WHAT THIS TASK INVOLVES:
Print out every record exactly as it appears.

==== RECORDS PROVIDED ====

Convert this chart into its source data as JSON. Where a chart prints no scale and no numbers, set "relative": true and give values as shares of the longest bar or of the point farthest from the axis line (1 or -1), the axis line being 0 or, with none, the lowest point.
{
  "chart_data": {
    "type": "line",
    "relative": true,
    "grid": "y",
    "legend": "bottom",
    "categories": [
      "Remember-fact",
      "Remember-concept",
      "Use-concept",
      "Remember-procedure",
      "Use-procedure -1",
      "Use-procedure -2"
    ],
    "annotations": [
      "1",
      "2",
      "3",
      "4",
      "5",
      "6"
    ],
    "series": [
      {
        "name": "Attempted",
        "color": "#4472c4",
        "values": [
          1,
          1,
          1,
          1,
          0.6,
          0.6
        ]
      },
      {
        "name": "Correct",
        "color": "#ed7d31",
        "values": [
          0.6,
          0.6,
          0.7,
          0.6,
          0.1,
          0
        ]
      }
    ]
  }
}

====

FINISHED ANSWER:
Convert this chart into its source data as JSON. Where a chart prints no scale and no numbers, set "relative": true and give values as shares of the longest bar or of the point farthest from the axis line (1 or -1), the axis line being 0 or, with none, the lowest point.
{
  "chart_data": {
    "type": "line",
    "relative": true,
    "grid": "y",
    "legend": "bottom",
    "categories": [
      "Remember-fact",
      "Remember-concept",
      "Use-concept",
      "Remember-procedure",
      "Use-procedure -1",
      "Use-procedure -2"
    ],
    "annotations": [
      "1",
      "2",
      "3",
      "4",
      "5",
      "6"
    ],
    "series": [
      {
        "name": "Attempted",
        "color": "#4472c4",
        "values": [
          1,
          1,
          1,
          1,
          0.6,
          0.6
        ]
      },
      {
        "name": "Correct",
        "color": "#ed7d31",
        "values": [
          0.6,
          0.6,
          0.7,
          0.6,
          0.1,
          0
        ]
      }
    ]
  }
}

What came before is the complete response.